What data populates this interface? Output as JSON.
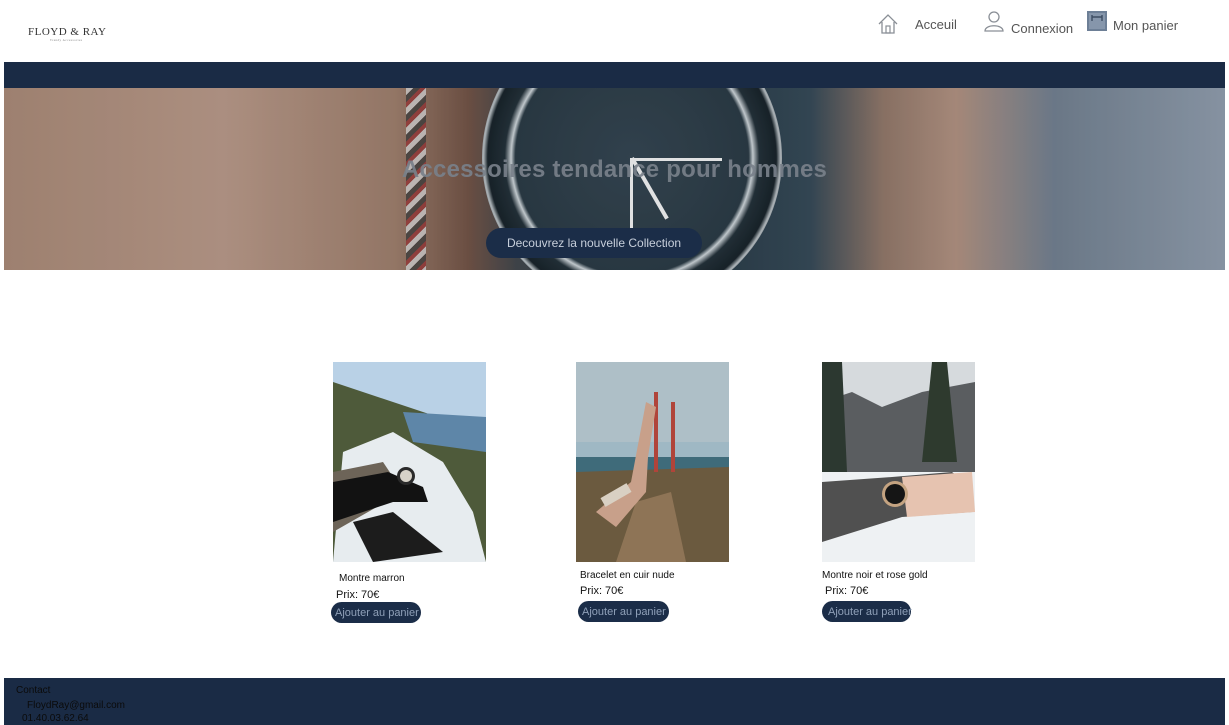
{
  "header": {
    "logo_text": "FLOYD & RAY",
    "logo_tagline": "Trendy Accessories",
    "nav": [
      {
        "label": "Acceuil",
        "icon": "home-icon"
      },
      {
        "label": "Connexion",
        "icon": "user-icon"
      },
      {
        "label": "Mon panier",
        "icon": "cart-icon"
      }
    ]
  },
  "hero": {
    "title": "Accessoires tendance pour hommes",
    "cta_label": "Decouvrez la nouvelle Collection"
  },
  "products": [
    {
      "name": "Montre marron",
      "price": "Prix: 70€",
      "button": "Ajouter au panier"
    },
    {
      "name": "Bracelet en cuir nude",
      "price": "Prix: 70€",
      "button": "Ajouter au panier"
    },
    {
      "name": "Montre noir et  rose gold",
      "price": "Prix: 70€",
      "button": "Ajouter au panier"
    }
  ],
  "footer": {
    "contact_label": "Contact",
    "email": "FloydRay@gmail.com",
    "phone": "01.40.03.62.64"
  },
  "colors": {
    "navy": "#1a2b45",
    "button_bg": "#1b2d48",
    "button_text": "#c7cfdb"
  }
}
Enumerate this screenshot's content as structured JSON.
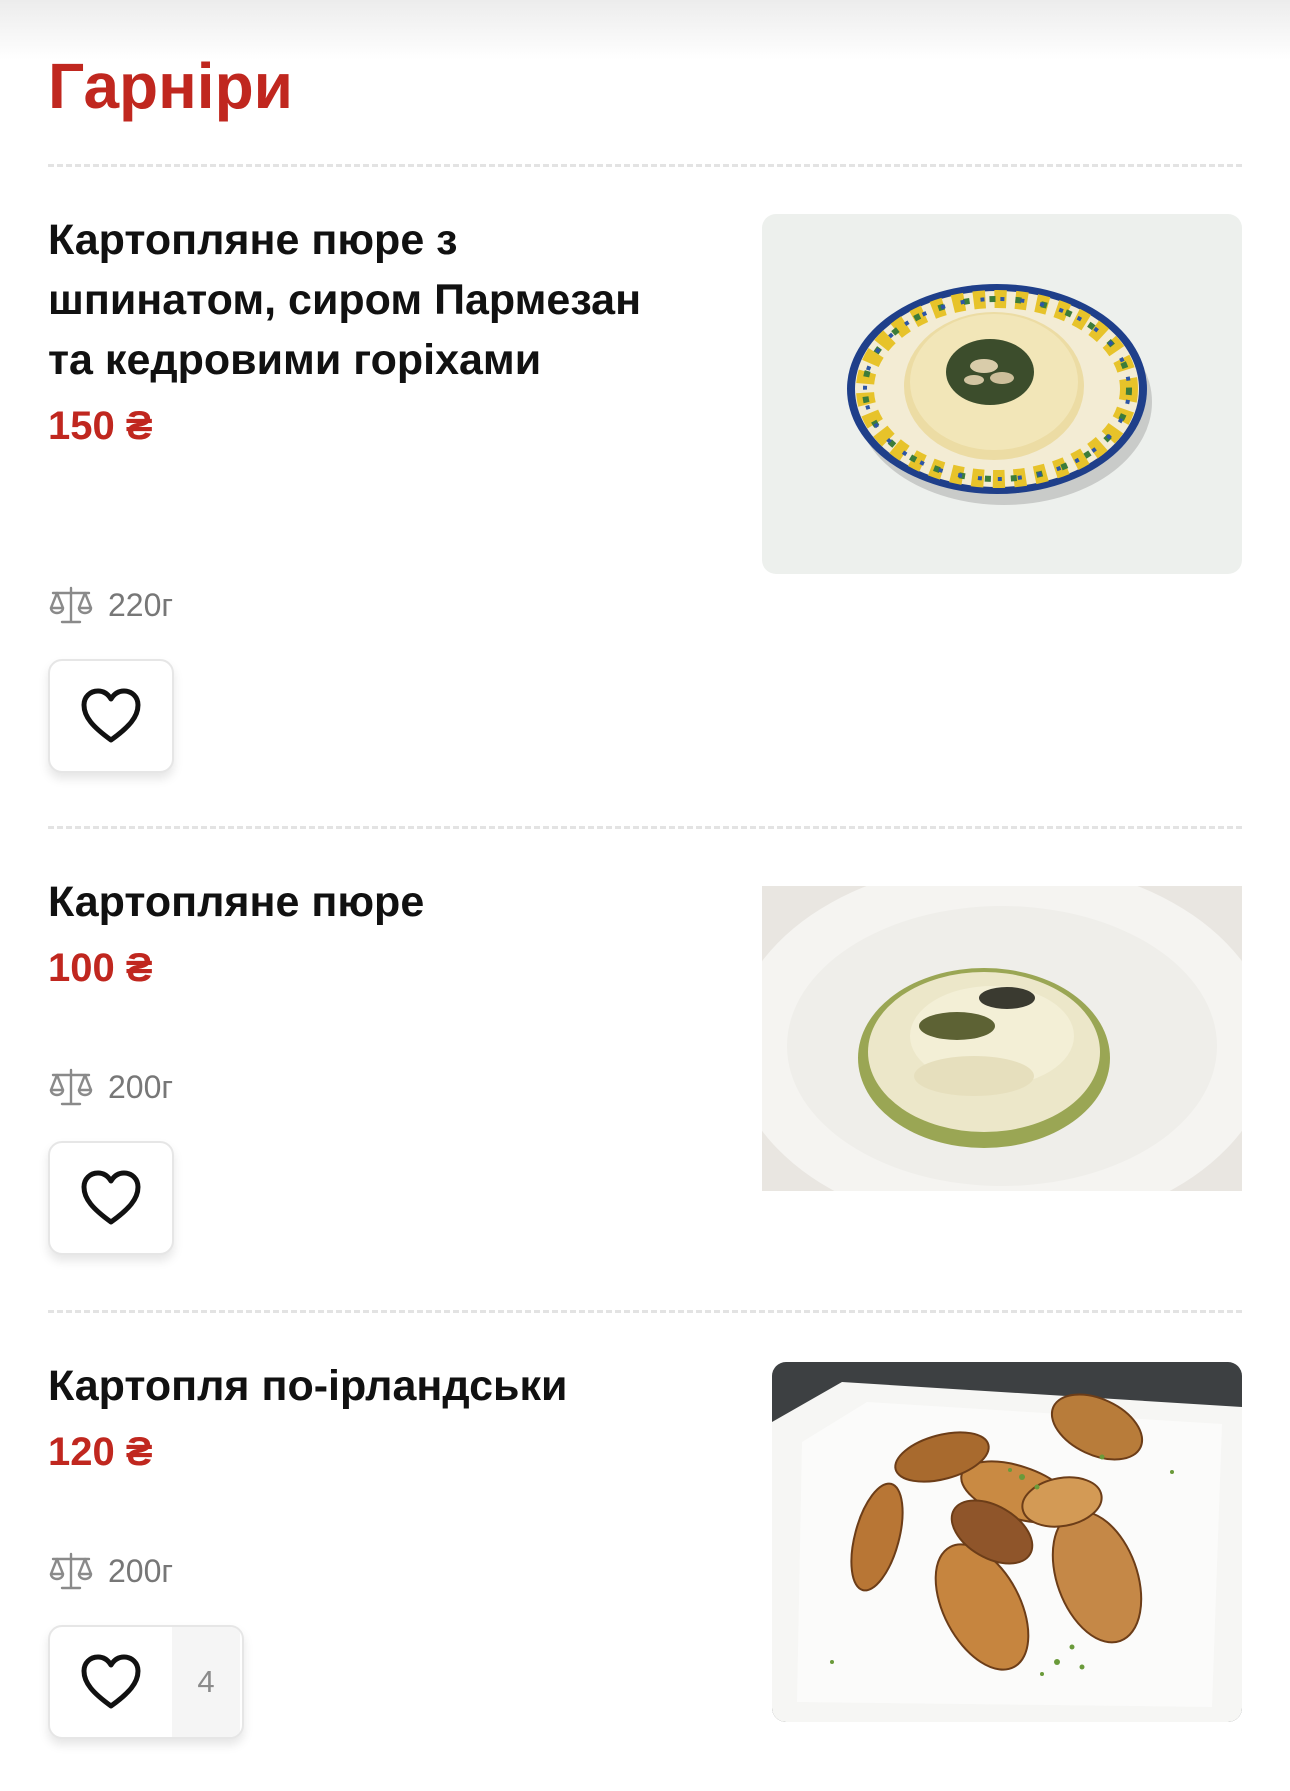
{
  "section": {
    "title": "Гарніри"
  },
  "dishes": [
    {
      "name": "Картопляне пюре з шпинатом, сиром Пармезан та кедровими горіхами",
      "price": "150 ₴",
      "weight": "220г",
      "likes": null
    },
    {
      "name": "Картопляне пюре",
      "price": "100 ₴",
      "weight": "200г",
      "likes": null
    },
    {
      "name": "Картопля по-ірландськи",
      "price": "120 ₴",
      "weight": "200г",
      "likes": "4"
    }
  ],
  "icons": {
    "weight": "scale-icon",
    "favorite": "heart-icon"
  },
  "colors": {
    "accent": "#c0271f",
    "text": "#111111",
    "muted": "#777777"
  }
}
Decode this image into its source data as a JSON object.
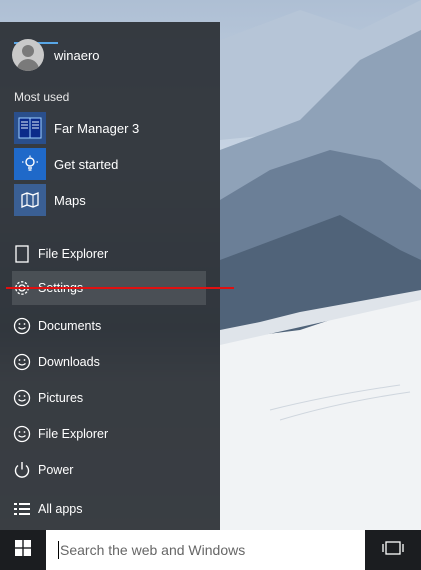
{
  "start_menu": {
    "user": {
      "name": "winaero",
      "icon": "user-avatar-icon"
    },
    "most_used_title": "Most used",
    "apps": [
      {
        "label": "Far Manager 3",
        "icon": "far-manager-icon"
      },
      {
        "label": "Get started",
        "icon": "lightbulb-icon"
      },
      {
        "label": "Maps",
        "icon": "maps-icon"
      }
    ],
    "places": [
      {
        "label": "File Explorer",
        "icon": "file-explorer-icon"
      },
      {
        "label": "Settings",
        "icon": "gear-icon",
        "selected": true
      },
      {
        "label": "Documents",
        "icon": "smiley-icon"
      },
      {
        "label": "Downloads",
        "icon": "smiley-icon"
      },
      {
        "label": "Pictures",
        "icon": "smiley-icon"
      },
      {
        "label": "File Explorer",
        "icon": "smiley-icon"
      },
      {
        "label": "Power",
        "icon": "power-icon"
      },
      {
        "label": "All apps",
        "icon": "all-apps-icon"
      }
    ]
  },
  "taskbar": {
    "search_placeholder": "Search the web and Windows",
    "start_icon": "windows-logo-icon",
    "task_view_icon": "task-view-icon"
  },
  "colors": {
    "accent": "#58a6e6",
    "annotation_underline": "#e01010",
    "menu_background": "#2b2f35"
  }
}
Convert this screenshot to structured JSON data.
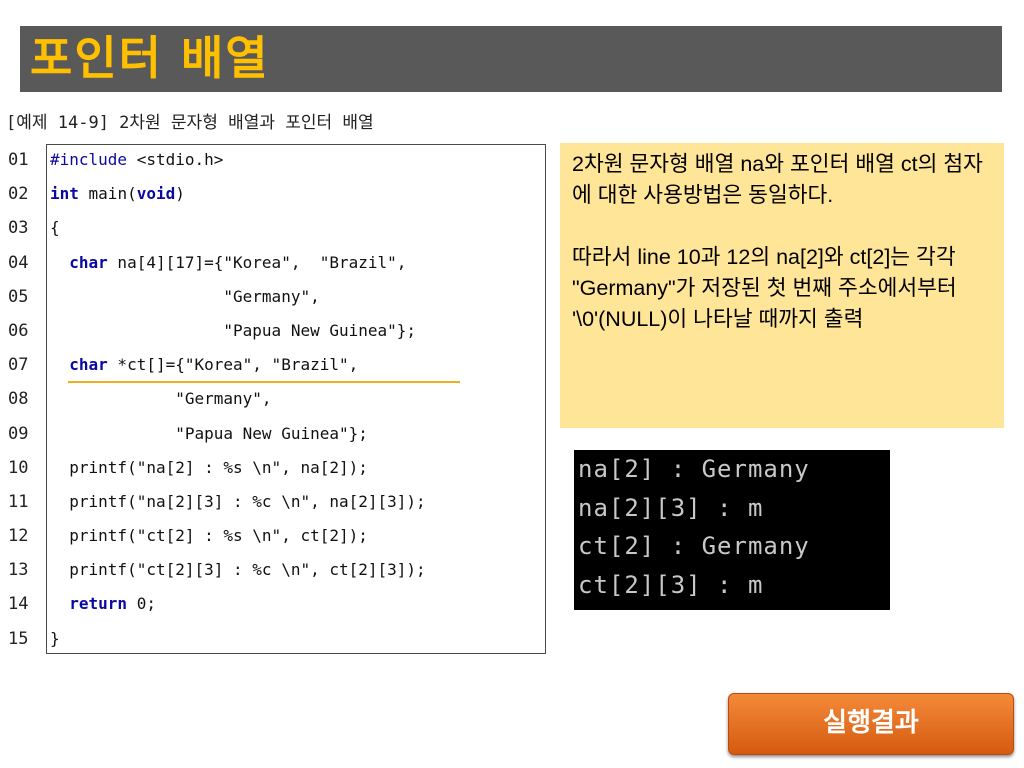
{
  "slide": {
    "title": "포인터 배열",
    "caption": "[예제 14-9] 2차원 문자형 배열과 포인터 배열"
  },
  "code": {
    "line_numbers": [
      "01",
      "02",
      "03",
      "04",
      "05",
      "06",
      "07",
      "08",
      "09",
      "10",
      "11",
      "12",
      "13",
      "14",
      "15"
    ],
    "lines": [
      [
        {
          "t": "#include",
          "c": "pp"
        },
        {
          "t": " <stdio.h>",
          "c": ""
        }
      ],
      [
        {
          "t": "int",
          "c": "kw"
        },
        {
          "t": " main(",
          "c": ""
        },
        {
          "t": "void",
          "c": "kw"
        },
        {
          "t": ")",
          "c": ""
        }
      ],
      [
        {
          "t": "{",
          "c": ""
        }
      ],
      [
        {
          "t": "  ",
          "c": ""
        },
        {
          "t": "char",
          "c": "kw"
        },
        {
          "t": " na[4][17]={\"Korea\",  \"Brazil\",",
          "c": ""
        }
      ],
      [
        {
          "t": "                  \"Germany\",",
          "c": ""
        }
      ],
      [
        {
          "t": "                  \"Papua New Guinea\"};",
          "c": ""
        }
      ],
      [
        {
          "t": "  ",
          "c": ""
        },
        {
          "t": "char",
          "c": "kw"
        },
        {
          "t": " *ct[]={\"Korea\", \"Brazil\",",
          "c": ""
        }
      ],
      [
        {
          "t": "             \"Germany\",",
          "c": ""
        }
      ],
      [
        {
          "t": "             \"Papua New Guinea\"};",
          "c": ""
        }
      ],
      [
        {
          "t": "  printf(\"na[2] : %s \\n\", na[2]);",
          "c": ""
        }
      ],
      [
        {
          "t": "  printf(\"na[2][3] : %c \\n\", na[2][3]);",
          "c": ""
        }
      ],
      [
        {
          "t": "  printf(\"ct[2] : %s \\n\", ct[2]);",
          "c": ""
        }
      ],
      [
        {
          "t": "  printf(\"ct[2][3] : %c \\n\", ct[2][3]);",
          "c": ""
        }
      ],
      [
        {
          "t": "  ",
          "c": ""
        },
        {
          "t": "return",
          "c": "kw"
        },
        {
          "t": " 0;",
          "c": ""
        }
      ],
      [
        {
          "t": "}",
          "c": ""
        }
      ]
    ]
  },
  "note": {
    "paragraph1": "2차원 문자형 배열 na와 포인터 배열 ct의 첨자에 대한 사용방법은 동일하다.",
    "paragraph2": "따라서 line 10과 12의 na[2]와 ct[2]는 각각 \"Germany\"가 저장된 첫 번째 주소에서부터 '\\0'(NULL)이 나타날 때까지 출력"
  },
  "console": {
    "lines": [
      "na[2] : Germany",
      "na[2][3] : m",
      "ct[2] : Germany",
      "ct[2][3] : m"
    ]
  },
  "run_button": {
    "label": "실행결과"
  },
  "colors": {
    "title_bar": "#595959",
    "title_text": "#ffc000",
    "note_bg": "#ffe597",
    "keyword": "#0a0aa0",
    "underline": "#f0b020",
    "button": "#e86a1e"
  }
}
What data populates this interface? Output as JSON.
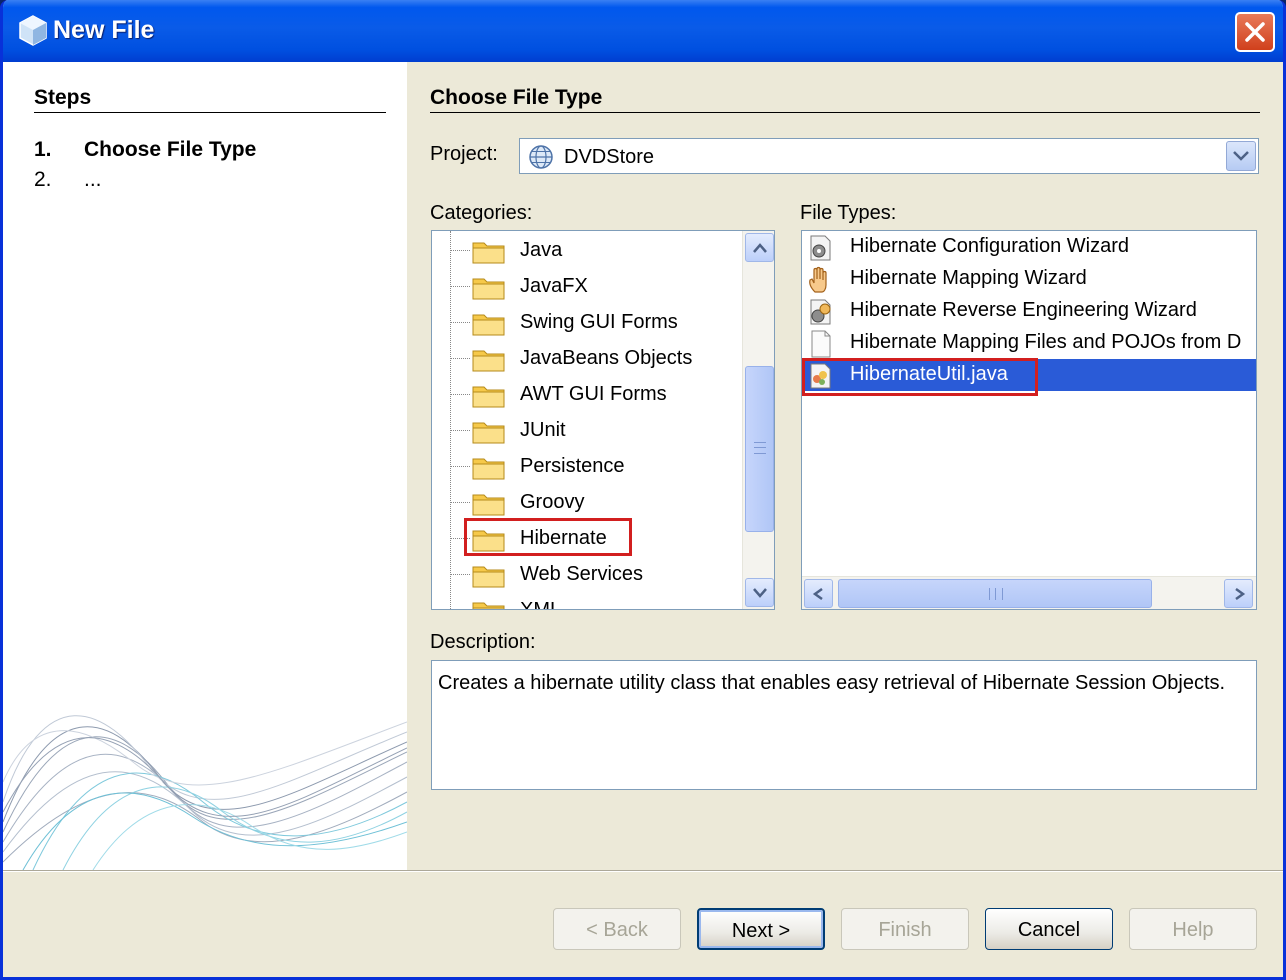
{
  "window": {
    "title": "New File"
  },
  "steps": {
    "title": "Steps",
    "items": [
      {
        "num": "1.",
        "label": "Choose File Type"
      },
      {
        "num": "2.",
        "label": "..."
      }
    ]
  },
  "panel": {
    "title": "Choose File Type"
  },
  "project": {
    "label": "Project:",
    "value": "DVDStore"
  },
  "categories": {
    "label": "Categories:",
    "items": [
      "Java",
      "JavaFX",
      "Swing GUI Forms",
      "JavaBeans Objects",
      "AWT GUI Forms",
      "JUnit",
      "Persistence",
      "Groovy",
      "Hibernate",
      "Web Services",
      "XML"
    ],
    "highlighted": "Hibernate"
  },
  "file_types": {
    "label": "File Types:",
    "items": [
      {
        "label": "Hibernate Configuration Wizard",
        "icon": "config-wizard-icon"
      },
      {
        "label": "Hibernate Mapping Wizard",
        "icon": "hand-icon"
      },
      {
        "label": "Hibernate Reverse Engineering Wizard",
        "icon": "reverse-engineering-icon"
      },
      {
        "label": "Hibernate Mapping Files and POJOs from D",
        "icon": "blank-file-icon"
      },
      {
        "label": "HibernateUtil.java",
        "icon": "java-class-icon"
      }
    ],
    "selected": "HibernateUtil.java"
  },
  "description": {
    "label": "Description:",
    "text": "Creates a hibernate utility class that enables easy retrieval of Hibernate Session Objects."
  },
  "buttons": {
    "back": "< Back",
    "next": "Next >",
    "finish": "Finish",
    "cancel": "Cancel",
    "help": "Help"
  },
  "colors": {
    "title_bar": "#0058ee",
    "selection": "#2a5bd7",
    "highlight_border": "#d21f1f",
    "dialog_bg": "#ece9d8"
  }
}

:::::

▸ Challenge: Collect each line containing the string "this".

▸ Task response:
What data populates this interface? Output as JSON.
Enumerate this screenshot's content as structured JSON.
Decode this image into its source data as a JSON object.
Convert this screenshot to structured JSON data.
What data populates this interface? Output as JSON.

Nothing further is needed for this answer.